** Start of DATASET ENTRIES **

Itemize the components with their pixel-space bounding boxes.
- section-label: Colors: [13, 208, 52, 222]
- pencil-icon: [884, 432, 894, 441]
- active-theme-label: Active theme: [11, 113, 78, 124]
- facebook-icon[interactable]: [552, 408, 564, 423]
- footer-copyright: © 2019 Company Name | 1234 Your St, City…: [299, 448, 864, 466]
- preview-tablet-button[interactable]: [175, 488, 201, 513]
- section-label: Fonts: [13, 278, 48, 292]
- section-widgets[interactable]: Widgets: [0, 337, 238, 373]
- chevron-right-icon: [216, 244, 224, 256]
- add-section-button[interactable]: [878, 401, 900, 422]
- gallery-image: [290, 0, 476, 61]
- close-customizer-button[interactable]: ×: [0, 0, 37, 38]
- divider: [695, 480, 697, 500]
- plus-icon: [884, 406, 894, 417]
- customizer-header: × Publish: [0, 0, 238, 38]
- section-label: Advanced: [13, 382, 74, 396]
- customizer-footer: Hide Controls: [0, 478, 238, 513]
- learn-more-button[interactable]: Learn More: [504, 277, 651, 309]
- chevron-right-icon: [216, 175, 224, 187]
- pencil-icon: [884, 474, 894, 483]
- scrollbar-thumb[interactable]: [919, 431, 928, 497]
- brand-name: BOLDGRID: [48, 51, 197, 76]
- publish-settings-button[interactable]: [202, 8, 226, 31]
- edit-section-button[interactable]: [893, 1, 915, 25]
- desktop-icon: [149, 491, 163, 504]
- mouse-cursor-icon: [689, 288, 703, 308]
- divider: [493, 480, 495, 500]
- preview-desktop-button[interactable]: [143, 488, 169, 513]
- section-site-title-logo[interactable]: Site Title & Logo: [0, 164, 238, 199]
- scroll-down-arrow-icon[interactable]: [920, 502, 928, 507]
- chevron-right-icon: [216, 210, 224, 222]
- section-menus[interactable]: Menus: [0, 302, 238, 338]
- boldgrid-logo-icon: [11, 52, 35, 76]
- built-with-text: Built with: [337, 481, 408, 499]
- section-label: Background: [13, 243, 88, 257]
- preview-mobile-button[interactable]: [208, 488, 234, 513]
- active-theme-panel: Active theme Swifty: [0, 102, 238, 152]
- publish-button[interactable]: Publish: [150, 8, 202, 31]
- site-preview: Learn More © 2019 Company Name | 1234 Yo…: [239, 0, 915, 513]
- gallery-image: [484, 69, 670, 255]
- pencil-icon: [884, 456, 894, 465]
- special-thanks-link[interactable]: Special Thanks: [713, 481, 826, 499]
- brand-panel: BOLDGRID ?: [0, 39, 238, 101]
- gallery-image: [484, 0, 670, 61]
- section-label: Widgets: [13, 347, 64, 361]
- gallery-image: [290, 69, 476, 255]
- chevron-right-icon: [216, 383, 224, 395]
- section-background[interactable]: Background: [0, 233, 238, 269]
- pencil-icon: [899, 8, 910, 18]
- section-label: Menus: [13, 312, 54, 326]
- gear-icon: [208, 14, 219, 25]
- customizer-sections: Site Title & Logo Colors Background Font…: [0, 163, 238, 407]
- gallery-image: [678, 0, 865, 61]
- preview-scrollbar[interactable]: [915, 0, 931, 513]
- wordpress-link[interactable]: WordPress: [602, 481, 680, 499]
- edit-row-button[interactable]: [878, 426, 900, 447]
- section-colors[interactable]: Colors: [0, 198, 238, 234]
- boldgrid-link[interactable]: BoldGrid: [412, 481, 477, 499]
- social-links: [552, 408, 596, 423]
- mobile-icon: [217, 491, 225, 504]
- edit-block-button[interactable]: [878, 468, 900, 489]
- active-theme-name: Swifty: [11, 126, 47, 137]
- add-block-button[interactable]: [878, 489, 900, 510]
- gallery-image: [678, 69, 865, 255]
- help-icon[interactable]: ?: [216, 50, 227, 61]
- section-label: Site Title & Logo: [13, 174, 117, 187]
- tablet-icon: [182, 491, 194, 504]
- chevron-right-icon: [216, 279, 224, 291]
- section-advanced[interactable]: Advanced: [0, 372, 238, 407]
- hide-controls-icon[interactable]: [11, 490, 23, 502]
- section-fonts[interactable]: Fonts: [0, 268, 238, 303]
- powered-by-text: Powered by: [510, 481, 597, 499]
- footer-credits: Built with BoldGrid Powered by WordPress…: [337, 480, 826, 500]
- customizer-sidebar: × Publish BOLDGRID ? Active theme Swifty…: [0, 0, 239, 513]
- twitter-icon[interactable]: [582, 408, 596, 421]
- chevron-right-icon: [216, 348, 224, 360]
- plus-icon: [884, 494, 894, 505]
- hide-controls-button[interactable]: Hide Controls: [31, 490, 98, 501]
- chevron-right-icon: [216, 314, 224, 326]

** End of DATASET ENTRIES **

### AIM OF THE TASK
Render the entries as a numbered list, from the start of the entries through the line containing "- close-customizer-button[interactable]: ×: [0, 0, 37, 38]", omitting any blank lines.

### EXERCISE SOLUTION
1. Itemize the components with their pixel-space bounding boxes.
2. - section-label: Colors: [13, 208, 52, 222]
3. - pencil-icon: [884, 432, 894, 441]
4. - active-theme-label: Active theme: [11, 113, 78, 124]
5. - facebook-icon[interactable]: [552, 408, 564, 423]
6. - footer-copyright: © 2019 Company Name | 1234 Your St, City…: [299, 448, 864, 466]
7. - preview-tablet-button[interactable]: [175, 488, 201, 513]
8. - section-label: Fonts: [13, 278, 48, 292]
9. - section-widgets[interactable]: Widgets: [0, 337, 238, 373]
10. - chevron-right-icon: [216, 244, 224, 256]
11. - add-section-button[interactable]: [878, 401, 900, 422]
12. - gallery-image: [290, 0, 476, 61]
13. - close-customizer-button[interactable]: ×: [0, 0, 37, 38]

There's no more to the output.